======== Data provided

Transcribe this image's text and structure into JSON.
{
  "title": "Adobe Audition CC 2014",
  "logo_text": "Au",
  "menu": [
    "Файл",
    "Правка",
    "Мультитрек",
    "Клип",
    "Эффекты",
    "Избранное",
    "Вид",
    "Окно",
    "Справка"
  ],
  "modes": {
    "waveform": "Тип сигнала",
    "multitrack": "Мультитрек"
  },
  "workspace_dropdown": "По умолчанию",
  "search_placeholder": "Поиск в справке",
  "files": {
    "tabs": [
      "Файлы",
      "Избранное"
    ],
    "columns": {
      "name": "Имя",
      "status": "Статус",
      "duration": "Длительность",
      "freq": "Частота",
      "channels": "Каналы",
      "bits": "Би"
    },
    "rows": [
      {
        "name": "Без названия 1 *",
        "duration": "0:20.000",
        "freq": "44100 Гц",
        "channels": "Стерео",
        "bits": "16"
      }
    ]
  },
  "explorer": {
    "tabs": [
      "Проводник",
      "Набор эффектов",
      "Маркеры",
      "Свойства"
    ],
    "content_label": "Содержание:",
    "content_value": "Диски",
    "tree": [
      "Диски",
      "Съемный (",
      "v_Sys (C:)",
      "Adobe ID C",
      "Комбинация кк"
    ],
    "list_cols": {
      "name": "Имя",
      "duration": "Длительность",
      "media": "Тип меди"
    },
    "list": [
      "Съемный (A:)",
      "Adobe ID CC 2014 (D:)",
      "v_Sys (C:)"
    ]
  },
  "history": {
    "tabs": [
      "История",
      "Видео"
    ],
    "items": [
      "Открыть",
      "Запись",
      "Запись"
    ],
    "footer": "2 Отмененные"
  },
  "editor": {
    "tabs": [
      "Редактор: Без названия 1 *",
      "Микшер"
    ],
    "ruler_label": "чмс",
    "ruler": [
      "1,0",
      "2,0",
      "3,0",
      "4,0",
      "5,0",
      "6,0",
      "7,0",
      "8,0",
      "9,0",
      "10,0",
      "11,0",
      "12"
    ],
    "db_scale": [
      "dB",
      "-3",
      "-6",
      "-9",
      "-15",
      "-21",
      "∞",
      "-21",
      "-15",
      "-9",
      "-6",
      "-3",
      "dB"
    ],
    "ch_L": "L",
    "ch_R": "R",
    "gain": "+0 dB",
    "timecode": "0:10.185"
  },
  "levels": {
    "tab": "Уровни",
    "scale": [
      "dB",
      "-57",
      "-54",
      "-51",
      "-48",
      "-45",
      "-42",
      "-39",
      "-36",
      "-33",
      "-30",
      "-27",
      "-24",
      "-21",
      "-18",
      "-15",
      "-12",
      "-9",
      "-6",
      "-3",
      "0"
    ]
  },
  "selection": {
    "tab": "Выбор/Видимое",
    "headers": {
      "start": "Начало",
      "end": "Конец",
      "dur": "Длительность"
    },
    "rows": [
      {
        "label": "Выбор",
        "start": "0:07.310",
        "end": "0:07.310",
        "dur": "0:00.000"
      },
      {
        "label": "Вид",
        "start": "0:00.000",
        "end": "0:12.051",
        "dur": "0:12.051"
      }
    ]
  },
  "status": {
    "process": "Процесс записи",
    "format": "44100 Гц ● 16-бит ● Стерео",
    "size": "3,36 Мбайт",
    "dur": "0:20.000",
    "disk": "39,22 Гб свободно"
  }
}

================

Repeat the material in full, exactly as it stands.

Solution for this exercise:
Transcribe this image's text and structure into JSON.
{
  "title": "Adobe Audition CC 2014",
  "logo_text": "Au",
  "menu": [
    "Файл",
    "Правка",
    "Мультитрек",
    "Клип",
    "Эффекты",
    "Избранное",
    "Вид",
    "Окно",
    "Справка"
  ],
  "modes": {
    "waveform": "Тип сигнала",
    "multitrack": "Мультитрек"
  },
  "workspace_dropdown": "По умолчанию",
  "search_placeholder": "Поиск в справке",
  "files": {
    "tabs": [
      "Файлы",
      "Избранное"
    ],
    "columns": {
      "name": "Имя",
      "status": "Статус",
      "duration": "Длительность",
      "freq": "Частота",
      "channels": "Каналы",
      "bits": "Би"
    },
    "rows": [
      {
        "name": "Без названия 1 *",
        "duration": "0:20.000",
        "freq": "44100 Гц",
        "channels": "Стерео",
        "bits": "16"
      }
    ]
  },
  "explorer": {
    "tabs": [
      "Проводник",
      "Набор эффектов",
      "Маркеры",
      "Свойства"
    ],
    "content_label": "Содержание:",
    "content_value": "Диски",
    "tree": [
      "Диски",
      "Съемный (",
      "v_Sys (C:)",
      "Adobe ID C",
      "Комбинация кк"
    ],
    "list_cols": {
      "name": "Имя",
      "duration": "Длительность",
      "media": "Тип меди"
    },
    "list": [
      "Съемный (A:)",
      "Adobe ID CC 2014 (D:)",
      "v_Sys (C:)"
    ]
  },
  "history": {
    "tabs": [
      "История",
      "Видео"
    ],
    "items": [
      "Открыть",
      "Запись",
      "Запись"
    ],
    "footer": "2 Отмененные"
  },
  "editor": {
    "tabs": [
      "Редактор: Без названия 1 *",
      "Микшер"
    ],
    "ruler_label": "чмс",
    "ruler": [
      "1,0",
      "2,0",
      "3,0",
      "4,0",
      "5,0",
      "6,0",
      "7,0",
      "8,0",
      "9,0",
      "10,0",
      "11,0",
      "12"
    ],
    "db_scale": [
      "dB",
      "-3",
      "-6",
      "-9",
      "-15",
      "-21",
      "∞",
      "-21",
      "-15",
      "-9",
      "-6",
      "-3",
      "dB"
    ],
    "ch_L": "L",
    "ch_R": "R",
    "gain": "+0 dB",
    "timecode": "0:10.185"
  },
  "levels": {
    "tab": "Уровни",
    "scale": [
      "dB",
      "-57",
      "-54",
      "-51",
      "-48",
      "-45",
      "-42",
      "-39",
      "-36",
      "-33",
      "-30",
      "-27",
      "-24",
      "-21",
      "-18",
      "-15",
      "-12",
      "-9",
      "-6",
      "-3",
      "0"
    ]
  },
  "selection": {
    "tab": "Выбор/Видимое",
    "headers": {
      "start": "Начало",
      "end": "Конец",
      "dur": "Длительность"
    },
    "rows": [
      {
        "label": "Выбор",
        "start": "0:07.310",
        "end": "0:07.310",
        "dur": "0:00.000"
      },
      {
        "label": "Вид",
        "start": "0:00.000",
        "end": "0:12.051",
        "dur": "0:12.051"
      }
    ]
  },
  "status": {
    "process": "Процесс записи",
    "format": "44100 Гц ● 16-бит ● Стерео",
    "size": "3,36 Мбайт",
    "dur": "0:20.000",
    "disk": "39,22 Гб свободно"
  }
}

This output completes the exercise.